* TO DO
Write out each line of the material again, word for word.

==== ENTRIES ====

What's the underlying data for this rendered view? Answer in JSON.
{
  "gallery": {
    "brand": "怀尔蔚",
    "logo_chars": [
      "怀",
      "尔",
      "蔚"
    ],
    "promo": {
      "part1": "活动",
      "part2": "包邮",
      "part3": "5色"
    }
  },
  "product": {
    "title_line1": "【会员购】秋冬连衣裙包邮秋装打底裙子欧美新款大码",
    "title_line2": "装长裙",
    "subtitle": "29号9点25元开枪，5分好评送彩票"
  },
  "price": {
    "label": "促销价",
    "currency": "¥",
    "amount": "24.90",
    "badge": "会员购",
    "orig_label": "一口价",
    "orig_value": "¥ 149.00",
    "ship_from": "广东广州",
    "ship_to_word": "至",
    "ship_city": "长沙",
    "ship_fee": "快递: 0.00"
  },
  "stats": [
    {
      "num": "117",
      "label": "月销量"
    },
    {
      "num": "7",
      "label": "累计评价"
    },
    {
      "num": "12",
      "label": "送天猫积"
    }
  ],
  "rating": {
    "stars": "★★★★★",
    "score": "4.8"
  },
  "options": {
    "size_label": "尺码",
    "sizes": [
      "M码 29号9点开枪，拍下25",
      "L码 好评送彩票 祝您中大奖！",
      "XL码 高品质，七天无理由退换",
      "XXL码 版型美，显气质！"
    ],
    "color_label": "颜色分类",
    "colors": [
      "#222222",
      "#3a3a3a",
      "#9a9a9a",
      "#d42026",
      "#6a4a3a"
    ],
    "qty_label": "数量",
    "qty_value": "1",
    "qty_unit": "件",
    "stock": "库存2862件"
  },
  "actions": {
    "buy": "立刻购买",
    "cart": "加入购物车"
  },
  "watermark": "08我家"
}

====

* SOLUTION TO THE EXERCISE
What's the underlying data for this rendered view? Answer in JSON.
{
  "gallery": {
    "brand": "怀尔蔚",
    "logo_chars": [
      "怀",
      "尔",
      "蔚"
    ],
    "promo": {
      "part1": "活动",
      "part2": "包邮",
      "part3": "5色"
    }
  },
  "product": {
    "title_line1": "【会员购】秋冬连衣裙包邮秋装打底裙子欧美新款大码",
    "title_line2": "装长裙",
    "subtitle": "29号9点25元开枪，5分好评送彩票"
  },
  "price": {
    "label": "促销价",
    "currency": "¥",
    "amount": "24.90",
    "badge": "会员购",
    "orig_label": "一口价",
    "orig_value": "¥ 149.00",
    "ship_from": "广东广州",
    "ship_to_word": "至",
    "ship_city": "长沙",
    "ship_fee": "快递: 0.00"
  },
  "stats": [
    {
      "num": "117",
      "label": "月销量"
    },
    {
      "num": "7",
      "label": "累计评价"
    },
    {
      "num": "12",
      "label": "送天猫积"
    }
  ],
  "rating": {
    "stars": "★★★★★",
    "score": "4.8"
  },
  "options": {
    "size_label": "尺码",
    "sizes": [
      "M码 29号9点开枪，拍下25",
      "L码 好评送彩票 祝您中大奖！",
      "XL码 高品质，七天无理由退换",
      "XXL码 版型美，显气质！"
    ],
    "color_label": "颜色分类",
    "colors": [
      "#222222",
      "#3a3a3a",
      "#9a9a9a",
      "#d42026",
      "#6a4a3a"
    ],
    "qty_label": "数量",
    "qty_value": "1",
    "qty_unit": "件",
    "stock": "库存2862件"
  },
  "actions": {
    "buy": "立刻购买",
    "cart": "加入购物车"
  },
  "watermark": "08我家"
}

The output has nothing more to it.